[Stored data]
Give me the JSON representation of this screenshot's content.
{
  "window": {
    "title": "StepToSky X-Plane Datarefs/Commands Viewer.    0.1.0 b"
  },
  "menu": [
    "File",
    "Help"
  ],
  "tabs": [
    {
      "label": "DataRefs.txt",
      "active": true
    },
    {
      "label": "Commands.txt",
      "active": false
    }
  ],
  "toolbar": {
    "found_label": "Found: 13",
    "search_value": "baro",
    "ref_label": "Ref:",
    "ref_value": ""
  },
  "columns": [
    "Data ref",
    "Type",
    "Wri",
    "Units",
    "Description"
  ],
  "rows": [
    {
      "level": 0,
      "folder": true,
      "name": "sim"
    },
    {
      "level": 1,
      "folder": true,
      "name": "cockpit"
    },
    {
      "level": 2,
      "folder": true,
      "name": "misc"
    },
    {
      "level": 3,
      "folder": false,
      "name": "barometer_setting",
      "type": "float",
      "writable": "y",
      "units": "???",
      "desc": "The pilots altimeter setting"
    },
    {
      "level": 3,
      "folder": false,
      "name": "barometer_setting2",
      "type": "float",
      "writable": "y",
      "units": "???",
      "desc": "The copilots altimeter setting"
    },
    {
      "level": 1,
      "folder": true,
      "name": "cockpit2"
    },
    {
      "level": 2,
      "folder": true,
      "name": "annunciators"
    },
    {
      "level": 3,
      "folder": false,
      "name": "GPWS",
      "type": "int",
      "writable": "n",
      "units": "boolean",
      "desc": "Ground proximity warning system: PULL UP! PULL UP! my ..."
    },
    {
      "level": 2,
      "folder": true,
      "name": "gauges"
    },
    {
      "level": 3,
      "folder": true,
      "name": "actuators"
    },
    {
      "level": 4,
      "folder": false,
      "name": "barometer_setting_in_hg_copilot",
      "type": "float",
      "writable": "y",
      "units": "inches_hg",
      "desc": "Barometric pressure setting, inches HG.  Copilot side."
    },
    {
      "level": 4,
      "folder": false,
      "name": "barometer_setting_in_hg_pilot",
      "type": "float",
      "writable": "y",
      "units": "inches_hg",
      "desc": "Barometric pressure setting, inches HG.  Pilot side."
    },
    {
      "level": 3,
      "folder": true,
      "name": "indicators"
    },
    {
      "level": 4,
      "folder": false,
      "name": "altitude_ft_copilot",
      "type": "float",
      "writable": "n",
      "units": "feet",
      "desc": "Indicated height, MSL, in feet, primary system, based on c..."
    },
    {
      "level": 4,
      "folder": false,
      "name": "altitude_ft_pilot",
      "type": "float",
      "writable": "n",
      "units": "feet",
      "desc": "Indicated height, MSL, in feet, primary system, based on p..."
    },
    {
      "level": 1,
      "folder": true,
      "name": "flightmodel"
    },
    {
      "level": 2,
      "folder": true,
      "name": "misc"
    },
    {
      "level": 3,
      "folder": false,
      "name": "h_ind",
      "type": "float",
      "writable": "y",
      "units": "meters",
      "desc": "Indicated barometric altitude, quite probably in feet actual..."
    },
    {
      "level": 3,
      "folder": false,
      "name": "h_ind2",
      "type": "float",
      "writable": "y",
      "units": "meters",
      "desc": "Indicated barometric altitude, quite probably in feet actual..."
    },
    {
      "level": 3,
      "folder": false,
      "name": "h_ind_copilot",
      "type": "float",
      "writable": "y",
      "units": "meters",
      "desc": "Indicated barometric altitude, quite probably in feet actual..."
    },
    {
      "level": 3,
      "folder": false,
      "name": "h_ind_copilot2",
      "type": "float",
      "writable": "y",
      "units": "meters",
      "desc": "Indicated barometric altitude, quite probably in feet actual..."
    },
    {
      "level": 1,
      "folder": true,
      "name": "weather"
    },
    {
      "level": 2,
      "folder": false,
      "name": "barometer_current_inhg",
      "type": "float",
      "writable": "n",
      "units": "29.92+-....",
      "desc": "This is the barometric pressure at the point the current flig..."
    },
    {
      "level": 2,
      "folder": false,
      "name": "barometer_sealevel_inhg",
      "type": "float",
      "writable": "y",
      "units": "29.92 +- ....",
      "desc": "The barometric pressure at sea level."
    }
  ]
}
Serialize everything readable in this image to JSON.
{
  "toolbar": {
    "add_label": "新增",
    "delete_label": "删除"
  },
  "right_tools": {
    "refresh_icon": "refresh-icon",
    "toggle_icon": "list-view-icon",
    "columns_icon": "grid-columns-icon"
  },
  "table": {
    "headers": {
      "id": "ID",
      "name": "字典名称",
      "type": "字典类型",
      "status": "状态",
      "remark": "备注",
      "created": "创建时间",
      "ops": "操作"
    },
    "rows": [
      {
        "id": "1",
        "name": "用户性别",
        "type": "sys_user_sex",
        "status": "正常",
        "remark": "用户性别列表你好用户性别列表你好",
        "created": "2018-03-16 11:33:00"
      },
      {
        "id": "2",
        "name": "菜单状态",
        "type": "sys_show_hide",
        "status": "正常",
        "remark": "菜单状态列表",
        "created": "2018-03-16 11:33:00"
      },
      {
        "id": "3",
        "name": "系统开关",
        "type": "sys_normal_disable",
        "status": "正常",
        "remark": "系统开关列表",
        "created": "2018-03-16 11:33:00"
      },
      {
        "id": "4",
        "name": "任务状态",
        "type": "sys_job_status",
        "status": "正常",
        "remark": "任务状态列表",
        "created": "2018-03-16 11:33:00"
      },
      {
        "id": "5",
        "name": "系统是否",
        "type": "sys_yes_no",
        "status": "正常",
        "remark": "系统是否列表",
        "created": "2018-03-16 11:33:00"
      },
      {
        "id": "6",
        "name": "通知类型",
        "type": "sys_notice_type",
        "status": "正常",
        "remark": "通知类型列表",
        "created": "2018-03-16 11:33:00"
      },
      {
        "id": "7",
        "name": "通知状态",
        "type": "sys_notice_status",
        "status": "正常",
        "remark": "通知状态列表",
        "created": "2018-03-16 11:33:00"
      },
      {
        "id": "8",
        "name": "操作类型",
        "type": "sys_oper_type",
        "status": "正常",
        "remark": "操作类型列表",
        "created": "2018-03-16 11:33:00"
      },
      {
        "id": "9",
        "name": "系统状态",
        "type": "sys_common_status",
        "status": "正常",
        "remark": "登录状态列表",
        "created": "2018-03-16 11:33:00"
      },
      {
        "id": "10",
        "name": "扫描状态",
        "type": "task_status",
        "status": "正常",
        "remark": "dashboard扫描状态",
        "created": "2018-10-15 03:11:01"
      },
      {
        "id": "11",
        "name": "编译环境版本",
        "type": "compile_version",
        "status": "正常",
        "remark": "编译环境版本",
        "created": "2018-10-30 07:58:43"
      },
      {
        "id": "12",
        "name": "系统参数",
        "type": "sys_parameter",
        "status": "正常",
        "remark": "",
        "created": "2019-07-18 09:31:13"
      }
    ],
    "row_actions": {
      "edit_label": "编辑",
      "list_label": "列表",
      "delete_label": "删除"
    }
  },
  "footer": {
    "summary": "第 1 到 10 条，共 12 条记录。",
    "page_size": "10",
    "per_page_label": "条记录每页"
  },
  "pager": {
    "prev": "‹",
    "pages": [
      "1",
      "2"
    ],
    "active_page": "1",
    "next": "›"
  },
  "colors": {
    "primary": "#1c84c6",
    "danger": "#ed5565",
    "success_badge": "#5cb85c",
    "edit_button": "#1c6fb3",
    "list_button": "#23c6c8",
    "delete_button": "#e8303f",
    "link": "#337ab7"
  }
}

_WHAT IS REQUIRED_
Print the listing above in its entirety, with every line exact.

_RESULT_
Give me the JSON representation of this screenshot's content.
{
  "window": {
    "title": "StepToSky X-Plane Datarefs/Commands Viewer.    0.1.0 b"
  },
  "menu": [
    "File",
    "Help"
  ],
  "tabs": [
    {
      "label": "DataRefs.txt",
      "active": true
    },
    {
      "label": "Commands.txt",
      "active": false
    }
  ],
  "toolbar": {
    "found_label": "Found: 13",
    "search_value": "baro",
    "ref_label": "Ref:",
    "ref_value": ""
  },
  "columns": [
    "Data ref",
    "Type",
    "Wri",
    "Units",
    "Description"
  ],
  "rows": [
    {
      "level": 0,
      "folder": true,
      "name": "sim"
    },
    {
      "level": 1,
      "folder": true,
      "name": "cockpit"
    },
    {
      "level": 2,
      "folder": true,
      "name": "misc"
    },
    {
      "level": 3,
      "folder": false,
      "name": "barometer_setting",
      "type": "float",
      "writable": "y",
      "units": "???",
      "desc": "The pilots altimeter setting"
    },
    {
      "level": 3,
      "folder": false,
      "name": "barometer_setting2",
      "type": "float",
      "writable": "y",
      "units": "???",
      "desc": "The copilots altimeter setting"
    },
    {
      "level": 1,
      "folder": true,
      "name": "cockpit2"
    },
    {
      "level": 2,
      "folder": true,
      "name": "annunciators"
    },
    {
      "level": 3,
      "folder": false,
      "name": "GPWS",
      "type": "int",
      "writable": "n",
      "units": "boolean",
      "desc": "Ground proximity warning system: PULL UP! PULL UP! my ..."
    },
    {
      "level": 2,
      "folder": true,
      "name": "gauges"
    },
    {
      "level": 3,
      "folder": true,
      "name": "actuators"
    },
    {
      "level": 4,
      "folder": false,
      "name": "barometer_setting_in_hg_copilot",
      "type": "float",
      "writable": "y",
      "units": "inches_hg",
      "desc": "Barometric pressure setting, inches HG.  Copilot side."
    },
    {
      "level": 4,
      "folder": false,
      "name": "barometer_setting_in_hg_pilot",
      "type": "float",
      "writable": "y",
      "units": "inches_hg",
      "desc": "Barometric pressure setting, inches HG.  Pilot side."
    },
    {
      "level": 3,
      "folder": true,
      "name": "indicators"
    },
    {
      "level": 4,
      "folder": false,
      "name": "altitude_ft_copilot",
      "type": "float",
      "writable": "n",
      "units": "feet",
      "desc": "Indicated height, MSL, in feet, primary system, based on c..."
    },
    {
      "level": 4,
      "folder": false,
      "name": "altitude_ft_pilot",
      "type": "float",
      "writable": "n",
      "units": "feet",
      "desc": "Indicated height, MSL, in feet, primary system, based on p..."
    },
    {
      "level": 1,
      "folder": true,
      "name": "flightmodel"
    },
    {
      "level": 2,
      "folder": true,
      "name": "misc"
    },
    {
      "level": 3,
      "folder": false,
      "name": "h_ind",
      "type": "float",
      "writable": "y",
      "units": "meters",
      "desc": "Indicated barometric altitude, quite probably in feet actual..."
    },
    {
      "level": 3,
      "folder": false,
      "name": "h_ind2",
      "type": "float",
      "writable": "y",
      "units": "meters",
      "desc": "Indicated barometric altitude, quite probably in feet actual..."
    },
    {
      "level": 3,
      "folder": false,
      "name": "h_ind_copilot",
      "type": "float",
      "writable": "y",
      "units": "meters",
      "desc": "Indicated barometric altitude, quite probably in feet actual..."
    },
    {
      "level": 3,
      "folder": false,
      "name": "h_ind_copilot2",
      "type": "float",
      "writable": "y",
      "units": "meters",
      "desc": "Indicated barometric altitude, quite probably in feet actual..."
    },
    {
      "level": 1,
      "folder": true,
      "name": "weather"
    },
    {
      "level": 2,
      "folder": false,
      "name": "barometer_current_inhg",
      "type": "float",
      "writable": "n",
      "units": "29.92+-....",
      "desc": "This is the barometric pressure at the point the current flig..."
    },
    {
      "level": 2,
      "folder": false,
      "name": "barometer_sealevel_inhg",
      "type": "float",
      "writable": "y",
      "units": "29.92 +- ....",
      "desc": "The barometric pressure at sea level."
    }
  ]
}
Serialize everything readable in this image to JSON.
{
  "toolbar": {
    "add_label": "新增",
    "delete_label": "删除"
  },
  "right_tools": {
    "refresh_icon": "refresh-icon",
    "toggle_icon": "list-view-icon",
    "columns_icon": "grid-columns-icon"
  },
  "table": {
    "headers": {
      "id": "ID",
      "name": "字典名称",
      "type": "字典类型",
      "status": "状态",
      "remark": "备注",
      "created": "创建时间",
      "ops": "操作"
    },
    "rows": [
      {
        "id": "1",
        "name": "用户性别",
        "type": "sys_user_sex",
        "status": "正常",
        "remark": "用户性别列表你好用户性别列表你好",
        "created": "2018-03-16 11:33:00"
      },
      {
        "id": "2",
        "name": "菜单状态",
        "type": "sys_show_hide",
        "status": "正常",
        "remark": "菜单状态列表",
        "created": "2018-03-16 11:33:00"
      },
      {
        "id": "3",
        "name": "系统开关",
        "type": "sys_normal_disable",
        "status": "正常",
        "remark": "系统开关列表",
        "created": "2018-03-16 11:33:00"
      },
      {
        "id": "4",
        "name": "任务状态",
        "type": "sys_job_status",
        "status": "正常",
        "remark": "任务状态列表",
        "created": "2018-03-16 11:33:00"
      },
      {
        "id": "5",
        "name": "系统是否",
        "type": "sys_yes_no",
        "status": "正常",
        "remark": "系统是否列表",
        "created": "2018-03-16 11:33:00"
      },
      {
        "id": "6",
        "name": "通知类型",
        "type": "sys_notice_type",
        "status": "正常",
        "remark": "通知类型列表",
        "created": "2018-03-16 11:33:00"
      },
      {
        "id": "7",
        "name": "通知状态",
        "type": "sys_notice_status",
        "status": "正常",
        "remark": "通知状态列表",
        "created": "2018-03-16 11:33:00"
      },
      {
        "id": "8",
        "name": "操作类型",
        "type": "sys_oper_type",
        "status": "正常",
        "remark": "操作类型列表",
        "created": "2018-03-16 11:33:00"
      },
      {
        "id": "9",
        "name": "系统状态",
        "type": "sys_common_status",
        "status": "正常",
        "remark": "登录状态列表",
        "created": "2018-03-16 11:33:00"
      },
      {
        "id": "10",
        "name": "扫描状态",
        "type": "task_status",
        "status": "正常",
        "remark": "dashboard扫描状态",
        "created": "2018-10-15 03:11:01"
      },
      {
        "id": "11",
        "name": "编译环境版本",
        "type": "compile_version",
        "status": "正常",
        "remark": "编译环境版本",
        "created": "2018-10-30 07:58:43"
      },
      {
        "id": "12",
        "name": "系统参数",
        "type": "sys_parameter",
        "status": "正常",
        "remark": "",
        "created": "2019-07-18 09:31:13"
      }
    ],
    "row_actions": {
      "edit_label": "编辑",
      "list_label": "列表",
      "delete_label": "删除"
    }
  },
  "footer": {
    "summary": "第 1 到 10 条，共 12 条记录。",
    "page_size": "10",
    "per_page_label": "条记录每页"
  },
  "pager": {
    "prev": "‹",
    "pages": [
      "1",
      "2"
    ],
    "active_page": "1",
    "next": "›"
  },
  "colors": {
    "primary": "#1c84c6",
    "danger": "#ed5565",
    "success_badge": "#5cb85c",
    "edit_button": "#1c6fb3",
    "list_button": "#23c6c8",
    "delete_button": "#e8303f",
    "link": "#337ab7"
  }
}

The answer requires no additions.